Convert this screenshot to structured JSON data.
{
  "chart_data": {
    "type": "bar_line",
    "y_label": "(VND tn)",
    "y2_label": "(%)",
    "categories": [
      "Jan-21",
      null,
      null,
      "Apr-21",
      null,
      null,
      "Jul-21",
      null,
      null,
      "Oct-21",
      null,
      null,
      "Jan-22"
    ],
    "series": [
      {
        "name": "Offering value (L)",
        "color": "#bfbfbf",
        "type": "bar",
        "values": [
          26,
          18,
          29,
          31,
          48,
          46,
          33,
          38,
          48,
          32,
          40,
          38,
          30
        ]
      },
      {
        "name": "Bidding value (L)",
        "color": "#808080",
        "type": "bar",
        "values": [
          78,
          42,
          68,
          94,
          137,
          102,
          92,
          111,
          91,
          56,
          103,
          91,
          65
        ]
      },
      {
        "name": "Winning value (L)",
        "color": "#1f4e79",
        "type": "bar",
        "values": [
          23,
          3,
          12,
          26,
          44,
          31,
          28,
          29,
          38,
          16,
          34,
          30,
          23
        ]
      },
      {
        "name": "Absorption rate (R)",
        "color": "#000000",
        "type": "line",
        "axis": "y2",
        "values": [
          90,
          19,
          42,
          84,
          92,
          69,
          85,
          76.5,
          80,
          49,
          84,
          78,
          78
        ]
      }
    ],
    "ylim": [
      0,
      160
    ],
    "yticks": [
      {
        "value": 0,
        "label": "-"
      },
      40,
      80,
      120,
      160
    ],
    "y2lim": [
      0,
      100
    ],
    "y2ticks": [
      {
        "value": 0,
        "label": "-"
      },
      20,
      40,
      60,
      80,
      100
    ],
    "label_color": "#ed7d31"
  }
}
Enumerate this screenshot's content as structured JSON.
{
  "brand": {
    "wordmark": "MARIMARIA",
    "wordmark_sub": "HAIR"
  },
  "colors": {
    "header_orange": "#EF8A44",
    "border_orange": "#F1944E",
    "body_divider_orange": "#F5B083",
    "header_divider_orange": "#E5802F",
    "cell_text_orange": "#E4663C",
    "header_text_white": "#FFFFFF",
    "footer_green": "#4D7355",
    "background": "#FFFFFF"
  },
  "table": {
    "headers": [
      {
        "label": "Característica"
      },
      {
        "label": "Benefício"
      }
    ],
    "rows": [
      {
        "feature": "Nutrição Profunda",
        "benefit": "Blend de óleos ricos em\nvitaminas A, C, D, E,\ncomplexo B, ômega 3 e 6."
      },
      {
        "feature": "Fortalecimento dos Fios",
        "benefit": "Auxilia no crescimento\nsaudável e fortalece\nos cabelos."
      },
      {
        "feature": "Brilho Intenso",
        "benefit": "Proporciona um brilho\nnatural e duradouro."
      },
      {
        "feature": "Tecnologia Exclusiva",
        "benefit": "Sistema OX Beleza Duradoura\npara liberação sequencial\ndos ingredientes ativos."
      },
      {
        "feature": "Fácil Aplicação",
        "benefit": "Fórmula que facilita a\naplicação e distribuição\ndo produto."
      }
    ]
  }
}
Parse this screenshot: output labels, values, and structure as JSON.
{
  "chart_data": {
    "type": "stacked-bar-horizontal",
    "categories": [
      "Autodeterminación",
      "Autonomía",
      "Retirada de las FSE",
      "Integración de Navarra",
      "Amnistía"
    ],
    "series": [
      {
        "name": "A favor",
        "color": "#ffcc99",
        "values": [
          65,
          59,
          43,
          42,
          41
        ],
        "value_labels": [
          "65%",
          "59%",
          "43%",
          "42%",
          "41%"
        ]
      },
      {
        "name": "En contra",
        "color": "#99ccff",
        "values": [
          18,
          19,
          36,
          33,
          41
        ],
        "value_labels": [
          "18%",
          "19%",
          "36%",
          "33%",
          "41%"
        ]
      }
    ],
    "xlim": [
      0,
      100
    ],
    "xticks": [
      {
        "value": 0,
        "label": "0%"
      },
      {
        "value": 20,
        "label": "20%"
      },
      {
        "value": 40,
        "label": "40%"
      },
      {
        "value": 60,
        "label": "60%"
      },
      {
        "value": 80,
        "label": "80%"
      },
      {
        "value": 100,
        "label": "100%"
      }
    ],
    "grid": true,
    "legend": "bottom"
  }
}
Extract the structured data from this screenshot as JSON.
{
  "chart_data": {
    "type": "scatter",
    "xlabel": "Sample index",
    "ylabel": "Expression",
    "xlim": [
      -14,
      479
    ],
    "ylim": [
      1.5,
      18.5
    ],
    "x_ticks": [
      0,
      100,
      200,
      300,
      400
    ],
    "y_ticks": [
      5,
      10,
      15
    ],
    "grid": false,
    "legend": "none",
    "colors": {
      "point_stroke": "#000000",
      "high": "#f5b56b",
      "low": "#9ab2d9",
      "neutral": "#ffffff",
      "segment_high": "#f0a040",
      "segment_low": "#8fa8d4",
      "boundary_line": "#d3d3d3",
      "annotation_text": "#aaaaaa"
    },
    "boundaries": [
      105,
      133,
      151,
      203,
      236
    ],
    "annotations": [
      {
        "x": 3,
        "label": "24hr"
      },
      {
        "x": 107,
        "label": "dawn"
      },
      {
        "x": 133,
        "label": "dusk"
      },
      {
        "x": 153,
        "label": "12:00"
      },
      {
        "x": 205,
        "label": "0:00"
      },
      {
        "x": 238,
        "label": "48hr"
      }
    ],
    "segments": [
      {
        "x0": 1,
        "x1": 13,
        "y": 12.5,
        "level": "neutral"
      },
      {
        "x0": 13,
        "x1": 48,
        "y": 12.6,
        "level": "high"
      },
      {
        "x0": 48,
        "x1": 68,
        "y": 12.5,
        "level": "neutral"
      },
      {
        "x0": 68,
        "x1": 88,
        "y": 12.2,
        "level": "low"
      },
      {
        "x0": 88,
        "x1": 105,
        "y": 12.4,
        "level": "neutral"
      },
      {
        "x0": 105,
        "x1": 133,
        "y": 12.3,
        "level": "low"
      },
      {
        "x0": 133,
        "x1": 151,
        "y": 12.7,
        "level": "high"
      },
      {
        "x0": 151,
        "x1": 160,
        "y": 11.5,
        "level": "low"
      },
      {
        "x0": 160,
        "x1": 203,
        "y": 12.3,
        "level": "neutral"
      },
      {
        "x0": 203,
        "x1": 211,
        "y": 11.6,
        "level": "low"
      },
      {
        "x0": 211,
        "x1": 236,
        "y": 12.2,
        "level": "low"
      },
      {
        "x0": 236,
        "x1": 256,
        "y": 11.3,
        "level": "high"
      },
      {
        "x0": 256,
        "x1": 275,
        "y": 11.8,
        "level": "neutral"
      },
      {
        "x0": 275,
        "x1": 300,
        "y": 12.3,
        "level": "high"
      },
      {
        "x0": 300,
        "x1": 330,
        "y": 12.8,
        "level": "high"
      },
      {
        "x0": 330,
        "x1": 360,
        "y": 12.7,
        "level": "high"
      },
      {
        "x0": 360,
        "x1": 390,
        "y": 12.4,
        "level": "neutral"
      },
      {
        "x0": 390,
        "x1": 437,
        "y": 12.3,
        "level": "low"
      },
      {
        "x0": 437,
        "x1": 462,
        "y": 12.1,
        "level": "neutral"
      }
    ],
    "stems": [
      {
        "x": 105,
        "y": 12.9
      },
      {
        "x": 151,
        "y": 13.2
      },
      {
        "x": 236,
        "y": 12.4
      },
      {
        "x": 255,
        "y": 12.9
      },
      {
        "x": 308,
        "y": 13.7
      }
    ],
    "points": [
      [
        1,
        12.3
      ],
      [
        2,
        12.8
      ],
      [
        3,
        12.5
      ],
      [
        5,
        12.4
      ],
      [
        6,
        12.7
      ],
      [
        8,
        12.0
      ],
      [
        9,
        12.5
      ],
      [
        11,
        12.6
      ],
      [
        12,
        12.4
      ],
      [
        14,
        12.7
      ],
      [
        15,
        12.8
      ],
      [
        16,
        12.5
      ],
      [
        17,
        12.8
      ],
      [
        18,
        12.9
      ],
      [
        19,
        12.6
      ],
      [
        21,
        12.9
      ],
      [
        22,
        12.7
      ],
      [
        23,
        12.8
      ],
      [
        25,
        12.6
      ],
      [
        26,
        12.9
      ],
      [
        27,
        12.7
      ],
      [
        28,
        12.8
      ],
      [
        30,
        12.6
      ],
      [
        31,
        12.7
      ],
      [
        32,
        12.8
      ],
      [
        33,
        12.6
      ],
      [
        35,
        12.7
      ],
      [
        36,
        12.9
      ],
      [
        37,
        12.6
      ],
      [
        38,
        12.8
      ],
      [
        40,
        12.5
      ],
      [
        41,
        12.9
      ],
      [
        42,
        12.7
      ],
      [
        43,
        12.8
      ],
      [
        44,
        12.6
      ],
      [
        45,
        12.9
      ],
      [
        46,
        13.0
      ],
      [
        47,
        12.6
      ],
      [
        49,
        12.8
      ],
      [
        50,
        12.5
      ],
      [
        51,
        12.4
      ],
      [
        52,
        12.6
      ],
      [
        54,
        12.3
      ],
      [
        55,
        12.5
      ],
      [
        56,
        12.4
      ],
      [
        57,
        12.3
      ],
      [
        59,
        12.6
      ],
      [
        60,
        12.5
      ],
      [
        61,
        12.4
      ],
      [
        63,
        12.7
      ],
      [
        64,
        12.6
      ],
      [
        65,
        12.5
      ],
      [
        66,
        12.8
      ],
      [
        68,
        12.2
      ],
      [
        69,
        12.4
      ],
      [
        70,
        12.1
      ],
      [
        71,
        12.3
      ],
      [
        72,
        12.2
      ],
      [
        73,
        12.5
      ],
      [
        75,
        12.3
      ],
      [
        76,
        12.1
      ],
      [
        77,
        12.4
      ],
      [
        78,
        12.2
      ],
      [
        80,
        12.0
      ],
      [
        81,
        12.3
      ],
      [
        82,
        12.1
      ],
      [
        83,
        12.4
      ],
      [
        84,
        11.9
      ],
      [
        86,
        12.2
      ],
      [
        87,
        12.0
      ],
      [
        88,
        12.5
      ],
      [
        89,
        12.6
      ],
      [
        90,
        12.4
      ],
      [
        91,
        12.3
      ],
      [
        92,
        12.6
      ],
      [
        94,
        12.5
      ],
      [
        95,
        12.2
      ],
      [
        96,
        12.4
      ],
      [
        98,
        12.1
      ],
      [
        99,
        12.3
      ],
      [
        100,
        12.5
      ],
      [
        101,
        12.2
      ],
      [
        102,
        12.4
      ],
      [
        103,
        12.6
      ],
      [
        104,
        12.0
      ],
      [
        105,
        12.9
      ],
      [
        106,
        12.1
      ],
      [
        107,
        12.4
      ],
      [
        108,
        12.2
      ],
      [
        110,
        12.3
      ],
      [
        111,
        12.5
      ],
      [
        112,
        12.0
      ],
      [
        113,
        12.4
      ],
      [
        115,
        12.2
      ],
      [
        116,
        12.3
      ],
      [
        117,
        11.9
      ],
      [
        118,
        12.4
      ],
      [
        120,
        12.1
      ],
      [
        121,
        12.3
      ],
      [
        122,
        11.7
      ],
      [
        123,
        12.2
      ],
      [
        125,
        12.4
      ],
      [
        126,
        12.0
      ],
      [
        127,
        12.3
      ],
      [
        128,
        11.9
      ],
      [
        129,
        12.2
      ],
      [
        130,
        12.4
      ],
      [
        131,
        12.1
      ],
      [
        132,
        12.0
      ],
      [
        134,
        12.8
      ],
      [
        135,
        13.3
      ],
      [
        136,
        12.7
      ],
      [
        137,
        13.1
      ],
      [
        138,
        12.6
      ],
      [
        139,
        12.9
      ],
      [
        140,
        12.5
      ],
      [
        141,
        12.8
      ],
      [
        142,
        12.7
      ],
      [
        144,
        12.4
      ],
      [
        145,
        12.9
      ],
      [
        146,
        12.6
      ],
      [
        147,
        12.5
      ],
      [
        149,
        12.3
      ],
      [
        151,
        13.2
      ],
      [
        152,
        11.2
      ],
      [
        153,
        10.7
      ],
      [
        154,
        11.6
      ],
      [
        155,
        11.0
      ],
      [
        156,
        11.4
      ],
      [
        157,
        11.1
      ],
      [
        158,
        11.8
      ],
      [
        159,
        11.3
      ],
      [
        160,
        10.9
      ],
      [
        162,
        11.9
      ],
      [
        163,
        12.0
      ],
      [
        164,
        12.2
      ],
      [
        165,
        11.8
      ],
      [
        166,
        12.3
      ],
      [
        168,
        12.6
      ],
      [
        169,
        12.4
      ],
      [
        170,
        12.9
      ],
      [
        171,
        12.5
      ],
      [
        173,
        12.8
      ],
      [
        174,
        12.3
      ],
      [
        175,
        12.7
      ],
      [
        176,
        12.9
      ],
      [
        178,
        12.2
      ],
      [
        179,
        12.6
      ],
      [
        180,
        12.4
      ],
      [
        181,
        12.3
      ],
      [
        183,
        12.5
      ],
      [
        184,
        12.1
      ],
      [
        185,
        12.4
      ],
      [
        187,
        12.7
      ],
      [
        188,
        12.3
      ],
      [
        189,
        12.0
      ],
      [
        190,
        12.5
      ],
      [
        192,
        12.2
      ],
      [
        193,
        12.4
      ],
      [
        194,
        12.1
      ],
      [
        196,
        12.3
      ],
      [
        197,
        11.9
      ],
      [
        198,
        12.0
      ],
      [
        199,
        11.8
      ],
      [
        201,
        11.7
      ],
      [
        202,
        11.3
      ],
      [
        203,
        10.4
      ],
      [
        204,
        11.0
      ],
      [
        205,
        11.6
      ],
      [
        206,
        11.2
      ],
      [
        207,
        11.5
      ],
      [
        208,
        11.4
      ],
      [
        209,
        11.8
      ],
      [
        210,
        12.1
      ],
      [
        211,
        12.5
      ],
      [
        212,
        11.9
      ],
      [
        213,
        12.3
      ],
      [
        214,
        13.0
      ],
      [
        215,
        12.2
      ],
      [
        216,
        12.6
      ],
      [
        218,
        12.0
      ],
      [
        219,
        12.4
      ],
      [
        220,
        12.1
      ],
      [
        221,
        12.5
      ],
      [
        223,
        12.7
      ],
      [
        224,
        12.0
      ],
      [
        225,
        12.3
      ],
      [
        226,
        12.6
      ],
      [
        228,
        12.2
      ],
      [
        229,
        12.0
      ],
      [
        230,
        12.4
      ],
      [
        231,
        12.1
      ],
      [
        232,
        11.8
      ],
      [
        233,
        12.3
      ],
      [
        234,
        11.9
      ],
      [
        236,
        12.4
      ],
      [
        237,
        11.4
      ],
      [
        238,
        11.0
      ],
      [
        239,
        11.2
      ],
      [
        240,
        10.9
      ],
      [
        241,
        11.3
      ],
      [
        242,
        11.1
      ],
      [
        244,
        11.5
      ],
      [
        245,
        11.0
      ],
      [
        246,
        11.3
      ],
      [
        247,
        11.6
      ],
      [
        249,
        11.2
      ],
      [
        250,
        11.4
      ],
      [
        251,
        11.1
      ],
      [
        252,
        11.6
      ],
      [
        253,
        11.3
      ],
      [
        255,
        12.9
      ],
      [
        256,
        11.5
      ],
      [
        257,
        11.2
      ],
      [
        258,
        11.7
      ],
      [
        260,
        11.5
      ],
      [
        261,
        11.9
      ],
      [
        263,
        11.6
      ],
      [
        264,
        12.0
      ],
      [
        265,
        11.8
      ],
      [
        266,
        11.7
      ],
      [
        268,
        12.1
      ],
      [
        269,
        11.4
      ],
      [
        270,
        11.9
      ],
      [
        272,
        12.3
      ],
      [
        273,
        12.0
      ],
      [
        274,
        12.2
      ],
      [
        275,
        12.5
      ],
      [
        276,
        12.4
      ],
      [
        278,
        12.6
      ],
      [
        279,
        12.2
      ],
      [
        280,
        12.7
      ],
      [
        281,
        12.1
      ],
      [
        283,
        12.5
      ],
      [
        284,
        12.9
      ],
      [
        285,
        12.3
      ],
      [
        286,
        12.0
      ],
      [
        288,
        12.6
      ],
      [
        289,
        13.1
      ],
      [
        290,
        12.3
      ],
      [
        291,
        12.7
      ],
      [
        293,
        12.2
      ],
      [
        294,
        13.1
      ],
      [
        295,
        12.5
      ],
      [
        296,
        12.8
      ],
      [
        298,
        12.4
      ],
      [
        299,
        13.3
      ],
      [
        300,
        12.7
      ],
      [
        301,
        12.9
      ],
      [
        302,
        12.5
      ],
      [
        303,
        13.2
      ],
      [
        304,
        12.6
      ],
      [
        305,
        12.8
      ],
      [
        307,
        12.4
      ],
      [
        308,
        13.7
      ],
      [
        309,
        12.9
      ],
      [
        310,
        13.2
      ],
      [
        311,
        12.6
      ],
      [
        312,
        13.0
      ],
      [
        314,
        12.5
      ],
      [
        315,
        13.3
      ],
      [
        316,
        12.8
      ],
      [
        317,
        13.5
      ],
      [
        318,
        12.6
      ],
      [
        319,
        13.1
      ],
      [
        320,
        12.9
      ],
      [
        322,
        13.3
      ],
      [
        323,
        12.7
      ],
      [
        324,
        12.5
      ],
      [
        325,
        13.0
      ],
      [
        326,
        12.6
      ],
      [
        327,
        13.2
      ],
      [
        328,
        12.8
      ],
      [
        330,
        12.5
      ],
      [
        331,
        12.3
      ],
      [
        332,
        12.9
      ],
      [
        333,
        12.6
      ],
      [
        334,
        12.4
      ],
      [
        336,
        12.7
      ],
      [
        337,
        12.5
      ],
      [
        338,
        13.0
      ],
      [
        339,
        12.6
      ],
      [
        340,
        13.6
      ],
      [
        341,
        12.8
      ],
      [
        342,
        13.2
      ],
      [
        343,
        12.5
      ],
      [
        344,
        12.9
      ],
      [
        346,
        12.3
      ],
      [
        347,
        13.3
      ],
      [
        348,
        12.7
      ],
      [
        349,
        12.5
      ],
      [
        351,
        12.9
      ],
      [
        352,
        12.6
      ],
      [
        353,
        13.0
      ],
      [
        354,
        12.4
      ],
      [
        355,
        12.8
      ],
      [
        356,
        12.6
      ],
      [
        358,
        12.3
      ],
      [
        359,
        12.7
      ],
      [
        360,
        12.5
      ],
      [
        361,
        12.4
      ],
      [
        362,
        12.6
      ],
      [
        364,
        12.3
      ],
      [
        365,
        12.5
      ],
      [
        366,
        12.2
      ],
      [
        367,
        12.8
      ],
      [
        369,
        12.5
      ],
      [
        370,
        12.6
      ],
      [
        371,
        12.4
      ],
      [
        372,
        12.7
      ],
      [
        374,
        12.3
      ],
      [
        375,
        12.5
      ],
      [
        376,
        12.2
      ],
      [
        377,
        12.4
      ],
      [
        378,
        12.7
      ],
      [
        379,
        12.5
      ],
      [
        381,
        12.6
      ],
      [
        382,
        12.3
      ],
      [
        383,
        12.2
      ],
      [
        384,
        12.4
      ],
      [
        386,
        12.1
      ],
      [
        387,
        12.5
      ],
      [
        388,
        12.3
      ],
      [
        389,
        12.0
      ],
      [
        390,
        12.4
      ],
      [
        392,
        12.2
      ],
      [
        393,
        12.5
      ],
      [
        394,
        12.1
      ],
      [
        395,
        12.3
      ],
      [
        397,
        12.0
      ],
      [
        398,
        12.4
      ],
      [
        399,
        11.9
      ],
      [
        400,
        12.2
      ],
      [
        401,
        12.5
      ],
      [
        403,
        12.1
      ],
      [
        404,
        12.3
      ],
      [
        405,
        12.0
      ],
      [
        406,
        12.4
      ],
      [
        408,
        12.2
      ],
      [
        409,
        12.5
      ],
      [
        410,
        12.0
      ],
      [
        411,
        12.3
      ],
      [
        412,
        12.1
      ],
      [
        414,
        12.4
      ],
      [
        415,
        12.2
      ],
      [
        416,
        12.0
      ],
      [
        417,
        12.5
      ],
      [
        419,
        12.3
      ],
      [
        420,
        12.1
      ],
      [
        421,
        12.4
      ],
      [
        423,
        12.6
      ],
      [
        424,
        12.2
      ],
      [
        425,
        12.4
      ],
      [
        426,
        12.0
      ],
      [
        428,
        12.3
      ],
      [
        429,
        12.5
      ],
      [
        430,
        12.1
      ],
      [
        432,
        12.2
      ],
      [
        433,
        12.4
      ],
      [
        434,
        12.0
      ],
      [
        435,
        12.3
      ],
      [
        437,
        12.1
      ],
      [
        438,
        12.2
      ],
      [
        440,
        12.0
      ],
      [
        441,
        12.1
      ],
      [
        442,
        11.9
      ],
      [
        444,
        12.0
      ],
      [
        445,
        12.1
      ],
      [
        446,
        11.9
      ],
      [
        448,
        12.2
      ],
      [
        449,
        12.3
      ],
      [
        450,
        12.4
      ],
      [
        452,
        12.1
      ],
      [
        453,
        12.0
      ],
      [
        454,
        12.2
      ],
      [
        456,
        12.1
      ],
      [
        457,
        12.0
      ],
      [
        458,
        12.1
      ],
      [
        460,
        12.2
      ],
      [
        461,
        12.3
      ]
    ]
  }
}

· · · ·

## WHAT TO WORK ON
Track down all lines above with the string "JSON" and copy them.

## FINISHED EXERCISE
Convert this screenshot to structured JSON data.
Enumerate this screenshot's content as structured JSON.
Parse this screenshot: output labels, values, and structure as JSON.
Extract the structured data from this screenshot as JSON.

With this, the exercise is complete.